**The problem**
Return the number of lines that include the string "Squash", without any other text.

Entries taken from a collection

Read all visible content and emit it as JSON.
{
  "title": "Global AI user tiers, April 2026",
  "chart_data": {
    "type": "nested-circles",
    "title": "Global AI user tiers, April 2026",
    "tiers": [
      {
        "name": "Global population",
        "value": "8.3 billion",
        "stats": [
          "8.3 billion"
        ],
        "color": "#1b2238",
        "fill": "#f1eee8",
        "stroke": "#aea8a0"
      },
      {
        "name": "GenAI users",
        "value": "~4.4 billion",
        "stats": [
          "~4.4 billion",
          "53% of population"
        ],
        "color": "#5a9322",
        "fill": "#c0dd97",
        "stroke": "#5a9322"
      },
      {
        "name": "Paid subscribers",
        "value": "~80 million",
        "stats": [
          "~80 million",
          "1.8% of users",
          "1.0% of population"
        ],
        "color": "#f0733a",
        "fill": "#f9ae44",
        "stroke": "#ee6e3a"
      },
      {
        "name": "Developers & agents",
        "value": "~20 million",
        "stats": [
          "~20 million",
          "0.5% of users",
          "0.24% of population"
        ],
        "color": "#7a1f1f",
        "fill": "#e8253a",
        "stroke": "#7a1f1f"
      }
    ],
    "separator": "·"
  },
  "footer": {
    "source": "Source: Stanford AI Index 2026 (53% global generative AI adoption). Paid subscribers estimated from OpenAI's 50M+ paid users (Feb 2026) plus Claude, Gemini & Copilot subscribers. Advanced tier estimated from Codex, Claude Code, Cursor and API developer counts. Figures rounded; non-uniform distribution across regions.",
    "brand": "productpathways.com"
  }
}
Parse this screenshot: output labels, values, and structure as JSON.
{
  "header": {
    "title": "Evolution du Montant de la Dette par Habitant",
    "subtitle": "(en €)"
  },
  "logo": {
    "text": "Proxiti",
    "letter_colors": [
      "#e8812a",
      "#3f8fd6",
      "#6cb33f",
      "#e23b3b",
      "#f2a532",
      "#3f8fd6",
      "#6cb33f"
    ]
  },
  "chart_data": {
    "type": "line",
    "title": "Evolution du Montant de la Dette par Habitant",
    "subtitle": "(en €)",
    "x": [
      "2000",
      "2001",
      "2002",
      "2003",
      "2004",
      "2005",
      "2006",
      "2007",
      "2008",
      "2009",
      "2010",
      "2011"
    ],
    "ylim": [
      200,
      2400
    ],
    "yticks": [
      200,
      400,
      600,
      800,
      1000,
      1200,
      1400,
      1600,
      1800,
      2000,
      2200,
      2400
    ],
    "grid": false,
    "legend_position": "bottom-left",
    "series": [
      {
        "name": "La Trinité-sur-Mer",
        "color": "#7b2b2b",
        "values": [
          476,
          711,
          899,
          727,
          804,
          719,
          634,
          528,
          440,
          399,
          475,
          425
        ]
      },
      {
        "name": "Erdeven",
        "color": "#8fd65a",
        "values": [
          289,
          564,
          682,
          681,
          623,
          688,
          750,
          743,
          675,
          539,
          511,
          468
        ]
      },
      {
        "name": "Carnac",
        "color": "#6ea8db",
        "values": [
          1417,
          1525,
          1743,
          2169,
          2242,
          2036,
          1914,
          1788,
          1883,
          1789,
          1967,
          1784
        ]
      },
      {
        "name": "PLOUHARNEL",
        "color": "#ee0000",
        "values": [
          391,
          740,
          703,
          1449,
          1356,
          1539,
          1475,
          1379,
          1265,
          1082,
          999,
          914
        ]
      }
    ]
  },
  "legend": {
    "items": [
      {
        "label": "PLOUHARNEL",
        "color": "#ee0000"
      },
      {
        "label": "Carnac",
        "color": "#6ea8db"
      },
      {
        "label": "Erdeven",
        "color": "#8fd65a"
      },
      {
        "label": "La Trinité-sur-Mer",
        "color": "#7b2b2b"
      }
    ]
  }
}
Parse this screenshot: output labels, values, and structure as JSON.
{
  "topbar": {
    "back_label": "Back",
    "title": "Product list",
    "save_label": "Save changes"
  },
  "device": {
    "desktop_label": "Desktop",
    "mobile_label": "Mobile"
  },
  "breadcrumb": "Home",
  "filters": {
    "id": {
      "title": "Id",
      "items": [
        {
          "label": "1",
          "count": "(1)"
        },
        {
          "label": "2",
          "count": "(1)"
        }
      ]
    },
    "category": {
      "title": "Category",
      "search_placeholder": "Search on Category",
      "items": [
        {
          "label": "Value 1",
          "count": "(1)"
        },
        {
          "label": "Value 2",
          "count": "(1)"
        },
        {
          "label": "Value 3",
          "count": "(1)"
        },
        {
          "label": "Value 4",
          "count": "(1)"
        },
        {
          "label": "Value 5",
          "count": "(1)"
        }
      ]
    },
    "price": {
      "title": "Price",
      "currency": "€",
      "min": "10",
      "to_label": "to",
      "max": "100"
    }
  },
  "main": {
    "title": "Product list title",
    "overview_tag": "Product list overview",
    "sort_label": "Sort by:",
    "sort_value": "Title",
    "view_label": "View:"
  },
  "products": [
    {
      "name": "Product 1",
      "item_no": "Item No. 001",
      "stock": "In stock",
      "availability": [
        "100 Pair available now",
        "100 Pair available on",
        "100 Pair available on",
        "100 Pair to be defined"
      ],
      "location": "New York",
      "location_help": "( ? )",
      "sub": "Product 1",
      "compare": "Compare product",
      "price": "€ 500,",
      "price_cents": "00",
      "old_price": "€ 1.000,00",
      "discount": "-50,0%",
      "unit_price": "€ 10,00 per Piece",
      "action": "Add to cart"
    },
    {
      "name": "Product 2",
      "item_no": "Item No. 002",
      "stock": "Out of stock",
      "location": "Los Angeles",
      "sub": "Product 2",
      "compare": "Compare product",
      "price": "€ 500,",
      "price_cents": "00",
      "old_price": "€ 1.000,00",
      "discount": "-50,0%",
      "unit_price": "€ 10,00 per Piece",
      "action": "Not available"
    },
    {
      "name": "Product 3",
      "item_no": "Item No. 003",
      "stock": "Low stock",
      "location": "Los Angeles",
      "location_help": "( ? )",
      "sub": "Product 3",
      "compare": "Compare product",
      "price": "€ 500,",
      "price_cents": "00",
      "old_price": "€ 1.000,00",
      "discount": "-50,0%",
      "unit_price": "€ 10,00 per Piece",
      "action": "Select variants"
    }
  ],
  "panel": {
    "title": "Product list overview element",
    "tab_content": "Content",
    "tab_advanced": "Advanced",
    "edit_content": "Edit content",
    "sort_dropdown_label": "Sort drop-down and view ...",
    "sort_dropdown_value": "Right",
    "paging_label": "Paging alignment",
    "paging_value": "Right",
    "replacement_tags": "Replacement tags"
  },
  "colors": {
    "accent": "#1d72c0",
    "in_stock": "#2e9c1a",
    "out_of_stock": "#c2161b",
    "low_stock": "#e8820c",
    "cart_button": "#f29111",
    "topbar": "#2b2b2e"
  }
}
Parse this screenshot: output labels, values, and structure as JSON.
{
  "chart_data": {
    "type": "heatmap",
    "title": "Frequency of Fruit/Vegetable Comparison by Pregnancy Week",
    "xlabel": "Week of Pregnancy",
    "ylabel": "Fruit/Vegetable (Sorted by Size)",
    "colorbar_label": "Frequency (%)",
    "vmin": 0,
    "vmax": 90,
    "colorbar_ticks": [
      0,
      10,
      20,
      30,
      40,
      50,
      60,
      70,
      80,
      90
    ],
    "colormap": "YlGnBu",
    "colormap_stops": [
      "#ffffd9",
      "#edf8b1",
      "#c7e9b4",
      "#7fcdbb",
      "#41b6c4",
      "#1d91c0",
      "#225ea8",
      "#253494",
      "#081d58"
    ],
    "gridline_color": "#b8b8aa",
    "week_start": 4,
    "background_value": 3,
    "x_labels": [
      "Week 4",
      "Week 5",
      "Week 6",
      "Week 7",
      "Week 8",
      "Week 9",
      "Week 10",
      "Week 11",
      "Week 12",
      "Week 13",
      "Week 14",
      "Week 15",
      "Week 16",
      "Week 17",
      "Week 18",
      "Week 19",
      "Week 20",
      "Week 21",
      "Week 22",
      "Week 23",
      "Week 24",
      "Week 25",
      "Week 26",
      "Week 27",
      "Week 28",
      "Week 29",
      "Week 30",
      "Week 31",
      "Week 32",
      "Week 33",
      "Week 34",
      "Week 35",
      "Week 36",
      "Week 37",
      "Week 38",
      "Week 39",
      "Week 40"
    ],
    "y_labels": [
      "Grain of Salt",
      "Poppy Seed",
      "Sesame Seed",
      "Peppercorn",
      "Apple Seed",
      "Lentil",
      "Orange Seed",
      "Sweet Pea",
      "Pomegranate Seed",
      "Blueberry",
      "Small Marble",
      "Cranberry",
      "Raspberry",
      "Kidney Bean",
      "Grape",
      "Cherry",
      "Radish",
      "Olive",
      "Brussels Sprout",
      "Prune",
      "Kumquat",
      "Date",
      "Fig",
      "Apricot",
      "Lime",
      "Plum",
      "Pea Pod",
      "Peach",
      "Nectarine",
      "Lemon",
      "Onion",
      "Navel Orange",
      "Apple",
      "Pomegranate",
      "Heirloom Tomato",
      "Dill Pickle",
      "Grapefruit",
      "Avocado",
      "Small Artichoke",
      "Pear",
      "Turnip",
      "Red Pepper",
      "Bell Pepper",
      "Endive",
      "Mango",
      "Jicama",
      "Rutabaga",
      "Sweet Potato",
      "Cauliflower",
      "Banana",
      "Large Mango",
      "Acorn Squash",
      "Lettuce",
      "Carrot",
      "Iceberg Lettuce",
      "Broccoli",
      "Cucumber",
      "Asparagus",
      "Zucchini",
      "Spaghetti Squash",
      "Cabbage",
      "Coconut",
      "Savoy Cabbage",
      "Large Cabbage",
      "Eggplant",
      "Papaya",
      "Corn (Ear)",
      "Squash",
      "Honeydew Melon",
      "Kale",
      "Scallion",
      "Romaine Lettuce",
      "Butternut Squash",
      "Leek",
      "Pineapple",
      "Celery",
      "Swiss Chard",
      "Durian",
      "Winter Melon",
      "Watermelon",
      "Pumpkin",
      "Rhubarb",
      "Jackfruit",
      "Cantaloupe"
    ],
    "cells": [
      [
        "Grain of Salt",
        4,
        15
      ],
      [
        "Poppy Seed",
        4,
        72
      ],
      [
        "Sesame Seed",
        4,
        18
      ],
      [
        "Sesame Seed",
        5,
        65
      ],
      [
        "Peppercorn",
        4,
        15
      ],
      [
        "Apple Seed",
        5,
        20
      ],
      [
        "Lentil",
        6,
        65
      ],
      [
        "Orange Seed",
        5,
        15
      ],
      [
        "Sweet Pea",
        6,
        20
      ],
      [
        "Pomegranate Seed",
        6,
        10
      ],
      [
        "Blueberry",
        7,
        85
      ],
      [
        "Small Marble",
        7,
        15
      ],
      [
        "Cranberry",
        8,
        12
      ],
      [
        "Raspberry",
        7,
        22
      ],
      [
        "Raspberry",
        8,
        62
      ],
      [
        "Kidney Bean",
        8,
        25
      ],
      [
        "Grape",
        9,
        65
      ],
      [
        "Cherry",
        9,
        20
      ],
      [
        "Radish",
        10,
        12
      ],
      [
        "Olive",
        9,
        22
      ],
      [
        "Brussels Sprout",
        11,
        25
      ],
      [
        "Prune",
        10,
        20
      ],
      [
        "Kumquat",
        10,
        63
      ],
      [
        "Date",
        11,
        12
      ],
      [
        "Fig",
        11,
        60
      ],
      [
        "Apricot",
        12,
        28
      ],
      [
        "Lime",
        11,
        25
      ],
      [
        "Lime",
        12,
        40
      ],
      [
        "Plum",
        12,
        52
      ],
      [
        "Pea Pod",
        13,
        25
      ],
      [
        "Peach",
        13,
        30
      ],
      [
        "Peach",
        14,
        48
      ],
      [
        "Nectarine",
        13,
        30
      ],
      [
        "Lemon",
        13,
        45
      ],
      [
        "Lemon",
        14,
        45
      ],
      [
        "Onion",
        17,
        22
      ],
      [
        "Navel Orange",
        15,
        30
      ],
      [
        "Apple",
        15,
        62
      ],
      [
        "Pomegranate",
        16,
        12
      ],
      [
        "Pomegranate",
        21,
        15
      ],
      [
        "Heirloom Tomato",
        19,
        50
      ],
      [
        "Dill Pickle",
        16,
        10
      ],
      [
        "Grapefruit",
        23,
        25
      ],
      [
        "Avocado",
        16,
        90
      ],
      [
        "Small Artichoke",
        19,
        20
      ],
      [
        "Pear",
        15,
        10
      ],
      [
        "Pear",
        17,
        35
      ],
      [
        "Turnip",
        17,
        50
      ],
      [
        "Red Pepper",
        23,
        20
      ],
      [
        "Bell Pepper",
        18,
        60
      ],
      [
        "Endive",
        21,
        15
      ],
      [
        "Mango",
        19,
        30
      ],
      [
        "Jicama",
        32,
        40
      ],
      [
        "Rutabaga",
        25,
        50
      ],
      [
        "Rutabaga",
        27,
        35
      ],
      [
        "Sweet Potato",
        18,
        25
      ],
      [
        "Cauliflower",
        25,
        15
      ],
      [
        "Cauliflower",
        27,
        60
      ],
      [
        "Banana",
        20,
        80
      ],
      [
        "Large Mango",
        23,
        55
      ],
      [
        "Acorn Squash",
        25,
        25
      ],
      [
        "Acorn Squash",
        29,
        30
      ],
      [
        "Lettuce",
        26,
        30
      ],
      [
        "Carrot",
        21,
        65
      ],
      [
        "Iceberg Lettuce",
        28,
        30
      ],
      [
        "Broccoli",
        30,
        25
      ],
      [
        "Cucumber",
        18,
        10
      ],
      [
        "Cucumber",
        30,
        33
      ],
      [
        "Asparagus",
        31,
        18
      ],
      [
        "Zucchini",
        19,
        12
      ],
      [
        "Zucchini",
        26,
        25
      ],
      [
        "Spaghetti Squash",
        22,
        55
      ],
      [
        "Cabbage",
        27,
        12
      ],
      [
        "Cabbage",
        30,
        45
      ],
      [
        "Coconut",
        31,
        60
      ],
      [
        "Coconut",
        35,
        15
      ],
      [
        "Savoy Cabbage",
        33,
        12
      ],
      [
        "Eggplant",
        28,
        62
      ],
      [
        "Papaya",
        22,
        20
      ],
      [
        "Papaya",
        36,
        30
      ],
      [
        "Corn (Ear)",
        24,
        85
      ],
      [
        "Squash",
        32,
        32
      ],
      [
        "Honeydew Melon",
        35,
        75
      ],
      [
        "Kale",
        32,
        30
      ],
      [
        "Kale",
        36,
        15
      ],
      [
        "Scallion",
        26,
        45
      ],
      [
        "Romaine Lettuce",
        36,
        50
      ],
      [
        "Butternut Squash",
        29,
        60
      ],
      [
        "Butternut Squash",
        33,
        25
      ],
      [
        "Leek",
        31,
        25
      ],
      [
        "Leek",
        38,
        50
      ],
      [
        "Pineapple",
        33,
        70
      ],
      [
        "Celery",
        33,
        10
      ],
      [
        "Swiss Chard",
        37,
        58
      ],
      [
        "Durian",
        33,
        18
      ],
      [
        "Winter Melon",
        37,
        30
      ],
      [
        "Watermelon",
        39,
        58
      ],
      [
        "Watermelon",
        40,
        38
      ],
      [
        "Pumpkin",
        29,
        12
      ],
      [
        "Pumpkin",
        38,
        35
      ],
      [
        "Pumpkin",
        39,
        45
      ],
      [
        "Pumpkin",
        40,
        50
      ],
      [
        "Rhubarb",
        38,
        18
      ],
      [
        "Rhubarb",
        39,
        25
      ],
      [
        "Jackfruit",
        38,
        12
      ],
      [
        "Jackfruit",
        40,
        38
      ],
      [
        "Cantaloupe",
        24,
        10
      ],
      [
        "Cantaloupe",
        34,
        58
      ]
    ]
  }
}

**Answer to the task**
10